(Data listing)

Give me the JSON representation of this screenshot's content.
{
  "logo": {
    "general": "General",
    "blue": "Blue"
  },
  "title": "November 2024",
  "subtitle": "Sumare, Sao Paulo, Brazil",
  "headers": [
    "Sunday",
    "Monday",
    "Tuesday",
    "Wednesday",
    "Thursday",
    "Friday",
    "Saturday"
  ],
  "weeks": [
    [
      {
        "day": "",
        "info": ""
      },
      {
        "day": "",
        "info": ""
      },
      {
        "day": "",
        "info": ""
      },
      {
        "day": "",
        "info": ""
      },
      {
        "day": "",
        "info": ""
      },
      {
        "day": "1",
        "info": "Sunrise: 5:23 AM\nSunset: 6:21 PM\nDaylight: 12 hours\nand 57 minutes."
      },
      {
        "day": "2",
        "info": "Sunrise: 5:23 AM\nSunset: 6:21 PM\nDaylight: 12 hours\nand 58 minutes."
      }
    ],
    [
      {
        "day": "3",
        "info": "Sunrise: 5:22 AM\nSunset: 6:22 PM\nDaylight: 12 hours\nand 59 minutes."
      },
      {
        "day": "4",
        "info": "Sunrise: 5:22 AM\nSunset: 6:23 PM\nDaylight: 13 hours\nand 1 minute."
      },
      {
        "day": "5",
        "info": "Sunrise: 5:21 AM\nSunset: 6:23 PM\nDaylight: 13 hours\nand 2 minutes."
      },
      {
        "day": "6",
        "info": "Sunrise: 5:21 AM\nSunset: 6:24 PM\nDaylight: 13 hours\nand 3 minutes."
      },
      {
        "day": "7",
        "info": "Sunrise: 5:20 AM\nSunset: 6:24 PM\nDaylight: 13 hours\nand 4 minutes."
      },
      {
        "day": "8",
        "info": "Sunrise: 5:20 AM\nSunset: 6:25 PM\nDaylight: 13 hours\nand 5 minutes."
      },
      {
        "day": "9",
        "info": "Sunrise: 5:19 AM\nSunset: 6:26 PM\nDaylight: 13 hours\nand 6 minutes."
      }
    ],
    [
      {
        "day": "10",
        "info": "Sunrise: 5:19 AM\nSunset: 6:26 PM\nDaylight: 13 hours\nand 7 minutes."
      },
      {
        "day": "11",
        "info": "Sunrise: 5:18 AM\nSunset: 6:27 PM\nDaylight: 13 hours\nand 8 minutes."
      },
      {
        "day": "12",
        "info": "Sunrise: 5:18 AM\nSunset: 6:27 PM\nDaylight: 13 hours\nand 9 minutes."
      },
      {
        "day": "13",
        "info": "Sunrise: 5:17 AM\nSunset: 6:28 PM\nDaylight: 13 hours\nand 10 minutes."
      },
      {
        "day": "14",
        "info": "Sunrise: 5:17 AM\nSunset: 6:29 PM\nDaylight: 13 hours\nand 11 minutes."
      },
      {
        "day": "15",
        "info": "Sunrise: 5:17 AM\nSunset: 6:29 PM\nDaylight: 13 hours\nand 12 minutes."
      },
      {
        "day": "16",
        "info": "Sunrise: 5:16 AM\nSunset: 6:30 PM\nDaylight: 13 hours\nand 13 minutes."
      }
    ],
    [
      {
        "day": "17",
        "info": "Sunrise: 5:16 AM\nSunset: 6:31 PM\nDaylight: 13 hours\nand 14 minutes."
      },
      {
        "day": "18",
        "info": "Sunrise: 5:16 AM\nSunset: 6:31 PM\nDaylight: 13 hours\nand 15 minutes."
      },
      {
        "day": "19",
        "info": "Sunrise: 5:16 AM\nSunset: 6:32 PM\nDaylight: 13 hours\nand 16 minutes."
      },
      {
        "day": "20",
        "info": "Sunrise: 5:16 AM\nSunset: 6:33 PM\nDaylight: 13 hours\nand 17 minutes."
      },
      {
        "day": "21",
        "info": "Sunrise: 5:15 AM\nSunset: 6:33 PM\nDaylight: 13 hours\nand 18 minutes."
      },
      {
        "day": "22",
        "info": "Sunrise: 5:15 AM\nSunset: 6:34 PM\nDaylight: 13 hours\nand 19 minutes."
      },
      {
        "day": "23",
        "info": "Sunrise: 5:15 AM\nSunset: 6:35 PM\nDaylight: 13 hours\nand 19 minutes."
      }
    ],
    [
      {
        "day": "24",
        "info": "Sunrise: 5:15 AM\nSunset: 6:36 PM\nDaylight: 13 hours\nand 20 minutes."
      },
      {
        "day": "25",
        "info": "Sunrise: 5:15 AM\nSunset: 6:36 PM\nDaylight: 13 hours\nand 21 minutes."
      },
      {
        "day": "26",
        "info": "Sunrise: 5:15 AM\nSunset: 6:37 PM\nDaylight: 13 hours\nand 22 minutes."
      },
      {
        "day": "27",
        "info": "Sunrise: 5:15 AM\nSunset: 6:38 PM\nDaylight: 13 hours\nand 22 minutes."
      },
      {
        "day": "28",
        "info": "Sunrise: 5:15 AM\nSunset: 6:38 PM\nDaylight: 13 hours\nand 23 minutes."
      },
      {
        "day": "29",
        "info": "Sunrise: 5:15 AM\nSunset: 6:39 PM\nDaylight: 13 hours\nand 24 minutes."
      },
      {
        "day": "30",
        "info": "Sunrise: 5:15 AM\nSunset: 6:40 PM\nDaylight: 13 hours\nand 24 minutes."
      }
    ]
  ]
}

[GOAL OF THE EXERCISE]
Retype all of the material, keeping each line exact.

[ANSWER FOR THE TASK]
Give me the JSON representation of this screenshot's content.
{
  "logo": {
    "general": "General",
    "blue": "Blue"
  },
  "title": "November 2024",
  "subtitle": "Sumare, Sao Paulo, Brazil",
  "headers": [
    "Sunday",
    "Monday",
    "Tuesday",
    "Wednesday",
    "Thursday",
    "Friday",
    "Saturday"
  ],
  "weeks": [
    [
      {
        "day": "",
        "info": ""
      },
      {
        "day": "",
        "info": ""
      },
      {
        "day": "",
        "info": ""
      },
      {
        "day": "",
        "info": ""
      },
      {
        "day": "",
        "info": ""
      },
      {
        "day": "1",
        "info": "Sunrise: 5:23 AM\nSunset: 6:21 PM\nDaylight: 12 hours\nand 57 minutes."
      },
      {
        "day": "2",
        "info": "Sunrise: 5:23 AM\nSunset: 6:21 PM\nDaylight: 12 hours\nand 58 minutes."
      }
    ],
    [
      {
        "day": "3",
        "info": "Sunrise: 5:22 AM\nSunset: 6:22 PM\nDaylight: 12 hours\nand 59 minutes."
      },
      {
        "day": "4",
        "info": "Sunrise: 5:22 AM\nSunset: 6:23 PM\nDaylight: 13 hours\nand 1 minute."
      },
      {
        "day": "5",
        "info": "Sunrise: 5:21 AM\nSunset: 6:23 PM\nDaylight: 13 hours\nand 2 minutes."
      },
      {
        "day": "6",
        "info": "Sunrise: 5:21 AM\nSunset: 6:24 PM\nDaylight: 13 hours\nand 3 minutes."
      },
      {
        "day": "7",
        "info": "Sunrise: 5:20 AM\nSunset: 6:24 PM\nDaylight: 13 hours\nand 4 minutes."
      },
      {
        "day": "8",
        "info": "Sunrise: 5:20 AM\nSunset: 6:25 PM\nDaylight: 13 hours\nand 5 minutes."
      },
      {
        "day": "9",
        "info": "Sunrise: 5:19 AM\nSunset: 6:26 PM\nDaylight: 13 hours\nand 6 minutes."
      }
    ],
    [
      {
        "day": "10",
        "info": "Sunrise: 5:19 AM\nSunset: 6:26 PM\nDaylight: 13 hours\nand 7 minutes."
      },
      {
        "day": "11",
        "info": "Sunrise: 5:18 AM\nSunset: 6:27 PM\nDaylight: 13 hours\nand 8 minutes."
      },
      {
        "day": "12",
        "info": "Sunrise: 5:18 AM\nSunset: 6:27 PM\nDaylight: 13 hours\nand 9 minutes."
      },
      {
        "day": "13",
        "info": "Sunrise: 5:17 AM\nSunset: 6:28 PM\nDaylight: 13 hours\nand 10 minutes."
      },
      {
        "day": "14",
        "info": "Sunrise: 5:17 AM\nSunset: 6:29 PM\nDaylight: 13 hours\nand 11 minutes."
      },
      {
        "day": "15",
        "info": "Sunrise: 5:17 AM\nSunset: 6:29 PM\nDaylight: 13 hours\nand 12 minutes."
      },
      {
        "day": "16",
        "info": "Sunrise: 5:16 AM\nSunset: 6:30 PM\nDaylight: 13 hours\nand 13 minutes."
      }
    ],
    [
      {
        "day": "17",
        "info": "Sunrise: 5:16 AM\nSunset: 6:31 PM\nDaylight: 13 hours\nand 14 minutes."
      },
      {
        "day": "18",
        "info": "Sunrise: 5:16 AM\nSunset: 6:31 PM\nDaylight: 13 hours\nand 15 minutes."
      },
      {
        "day": "19",
        "info": "Sunrise: 5:16 AM\nSunset: 6:32 PM\nDaylight: 13 hours\nand 16 minutes."
      },
      {
        "day": "20",
        "info": "Sunrise: 5:16 AM\nSunset: 6:33 PM\nDaylight: 13 hours\nand 17 minutes."
      },
      {
        "day": "21",
        "info": "Sunrise: 5:15 AM\nSunset: 6:33 PM\nDaylight: 13 hours\nand 18 minutes."
      },
      {
        "day": "22",
        "info": "Sunrise: 5:15 AM\nSunset: 6:34 PM\nDaylight: 13 hours\nand 19 minutes."
      },
      {
        "day": "23",
        "info": "Sunrise: 5:15 AM\nSunset: 6:35 PM\nDaylight: 13 hours\nand 19 minutes."
      }
    ],
    [
      {
        "day": "24",
        "info": "Sunrise: 5:15 AM\nSunset: 6:36 PM\nDaylight: 13 hours\nand 20 minutes."
      },
      {
        "day": "25",
        "info": "Sunrise: 5:15 AM\nSunset: 6:36 PM\nDaylight: 13 hours\nand 21 minutes."
      },
      {
        "day": "26",
        "info": "Sunrise: 5:15 AM\nSunset: 6:37 PM\nDaylight: 13 hours\nand 22 minutes."
      },
      {
        "day": "27",
        "info": "Sunrise: 5:15 AM\nSunset: 6:38 PM\nDaylight: 13 hours\nand 22 minutes."
      },
      {
        "day": "28",
        "info": "Sunrise: 5:15 AM\nSunset: 6:38 PM\nDaylight: 13 hours\nand 23 minutes."
      },
      {
        "day": "29",
        "info": "Sunrise: 5:15 AM\nSunset: 6:39 PM\nDaylight: 13 hours\nand 24 minutes."
      },
      {
        "day": "30",
        "info": "Sunrise: 5:15 AM\nSunset: 6:40 PM\nDaylight: 13 hours\nand 24 minutes."
      }
    ]
  ]
}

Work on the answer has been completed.